> _Written request_
List the lines of this listing that hold the word "given".

> _Data lines_
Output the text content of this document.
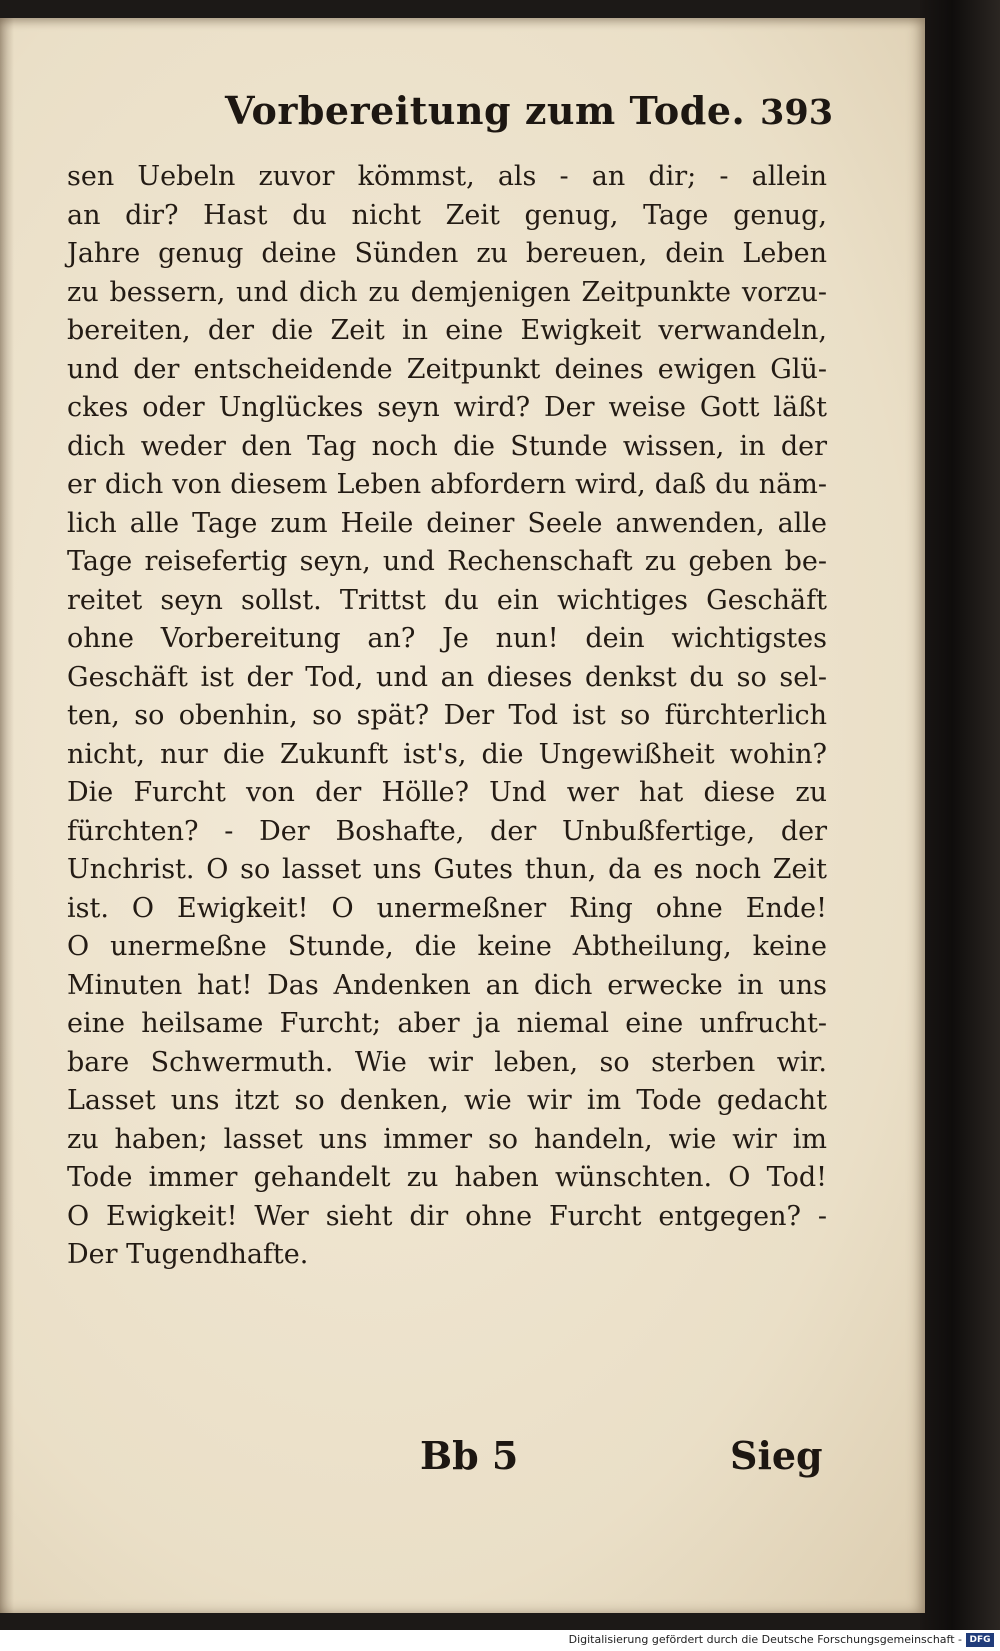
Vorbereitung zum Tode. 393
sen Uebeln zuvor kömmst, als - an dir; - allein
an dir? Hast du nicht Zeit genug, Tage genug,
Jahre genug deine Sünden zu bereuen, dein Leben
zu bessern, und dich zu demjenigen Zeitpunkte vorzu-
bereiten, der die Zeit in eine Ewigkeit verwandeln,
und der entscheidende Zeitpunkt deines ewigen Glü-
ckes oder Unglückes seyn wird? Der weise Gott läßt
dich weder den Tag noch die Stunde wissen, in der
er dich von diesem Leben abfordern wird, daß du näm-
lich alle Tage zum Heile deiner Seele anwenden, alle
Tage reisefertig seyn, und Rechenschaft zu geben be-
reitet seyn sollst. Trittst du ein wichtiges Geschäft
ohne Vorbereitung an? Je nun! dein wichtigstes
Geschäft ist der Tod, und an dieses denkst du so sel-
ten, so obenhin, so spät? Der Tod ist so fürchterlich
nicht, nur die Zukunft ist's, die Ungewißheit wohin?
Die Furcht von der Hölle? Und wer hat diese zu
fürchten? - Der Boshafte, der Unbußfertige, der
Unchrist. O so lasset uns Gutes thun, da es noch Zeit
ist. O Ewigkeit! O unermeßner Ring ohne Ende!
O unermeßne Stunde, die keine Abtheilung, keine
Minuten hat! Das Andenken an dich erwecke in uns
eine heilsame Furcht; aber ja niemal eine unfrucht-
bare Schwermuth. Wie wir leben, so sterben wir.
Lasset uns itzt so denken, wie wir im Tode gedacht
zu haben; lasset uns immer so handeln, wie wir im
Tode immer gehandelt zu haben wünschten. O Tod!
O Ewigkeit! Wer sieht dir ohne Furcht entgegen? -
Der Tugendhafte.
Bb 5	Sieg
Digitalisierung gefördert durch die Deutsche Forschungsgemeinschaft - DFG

---

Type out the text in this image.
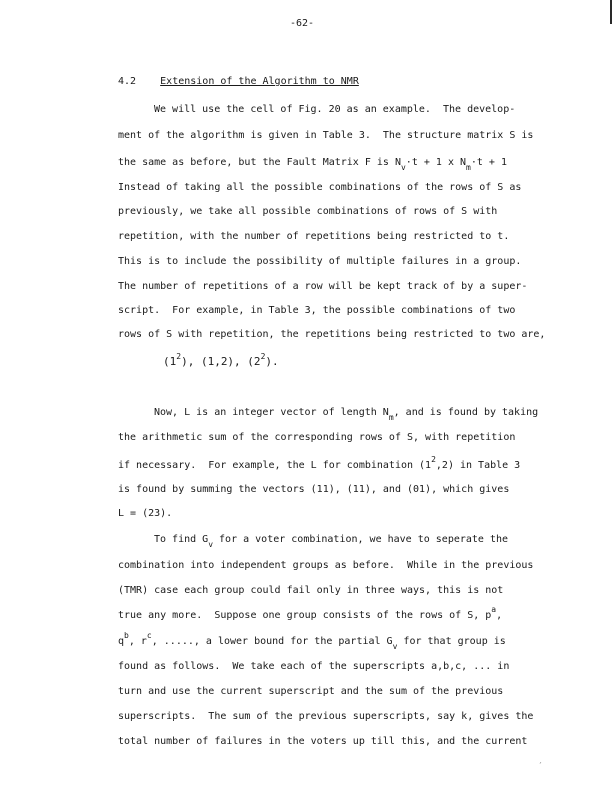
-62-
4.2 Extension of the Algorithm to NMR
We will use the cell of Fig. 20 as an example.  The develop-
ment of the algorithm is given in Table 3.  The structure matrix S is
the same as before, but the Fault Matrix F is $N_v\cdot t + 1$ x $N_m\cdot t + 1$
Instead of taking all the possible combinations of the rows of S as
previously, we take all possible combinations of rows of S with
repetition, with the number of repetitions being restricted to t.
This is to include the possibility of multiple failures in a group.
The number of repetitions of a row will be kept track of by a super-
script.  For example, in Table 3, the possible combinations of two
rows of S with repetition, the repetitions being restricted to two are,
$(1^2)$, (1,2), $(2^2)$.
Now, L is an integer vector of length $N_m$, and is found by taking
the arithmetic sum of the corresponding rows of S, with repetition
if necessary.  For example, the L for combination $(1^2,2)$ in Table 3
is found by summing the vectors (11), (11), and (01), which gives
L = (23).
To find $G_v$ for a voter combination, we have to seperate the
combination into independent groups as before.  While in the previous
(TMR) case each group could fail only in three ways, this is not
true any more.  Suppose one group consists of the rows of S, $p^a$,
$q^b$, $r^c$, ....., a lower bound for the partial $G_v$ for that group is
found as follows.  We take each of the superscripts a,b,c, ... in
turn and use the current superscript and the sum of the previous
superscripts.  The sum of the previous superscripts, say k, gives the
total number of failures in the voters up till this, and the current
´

--

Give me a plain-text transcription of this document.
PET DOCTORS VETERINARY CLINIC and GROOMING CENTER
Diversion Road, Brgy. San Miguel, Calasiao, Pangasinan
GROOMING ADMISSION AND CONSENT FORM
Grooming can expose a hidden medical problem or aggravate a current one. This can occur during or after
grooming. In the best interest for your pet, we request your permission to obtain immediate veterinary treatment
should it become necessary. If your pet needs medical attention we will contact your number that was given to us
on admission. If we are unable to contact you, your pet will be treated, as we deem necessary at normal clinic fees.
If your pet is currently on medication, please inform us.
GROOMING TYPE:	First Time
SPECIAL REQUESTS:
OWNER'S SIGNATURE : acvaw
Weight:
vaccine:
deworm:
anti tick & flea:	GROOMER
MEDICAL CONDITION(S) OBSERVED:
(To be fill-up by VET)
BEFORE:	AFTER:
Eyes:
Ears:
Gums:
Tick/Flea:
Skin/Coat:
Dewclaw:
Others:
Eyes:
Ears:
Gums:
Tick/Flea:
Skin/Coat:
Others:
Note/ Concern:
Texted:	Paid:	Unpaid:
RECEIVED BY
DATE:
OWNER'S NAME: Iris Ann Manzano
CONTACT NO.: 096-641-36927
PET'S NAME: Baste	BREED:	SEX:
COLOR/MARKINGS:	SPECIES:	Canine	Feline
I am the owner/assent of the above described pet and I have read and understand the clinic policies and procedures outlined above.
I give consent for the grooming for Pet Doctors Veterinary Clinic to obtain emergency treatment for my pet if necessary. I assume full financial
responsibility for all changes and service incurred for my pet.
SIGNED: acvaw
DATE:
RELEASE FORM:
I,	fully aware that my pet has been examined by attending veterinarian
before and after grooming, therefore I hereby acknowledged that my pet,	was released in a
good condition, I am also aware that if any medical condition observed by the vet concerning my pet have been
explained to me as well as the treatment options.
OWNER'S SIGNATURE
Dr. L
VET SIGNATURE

> _Exercise result_
ment of the algorithm is given in Table 3.  The structure matrix S is
should it become necessary. If your pet needs medical attention we will contact your number that was given to us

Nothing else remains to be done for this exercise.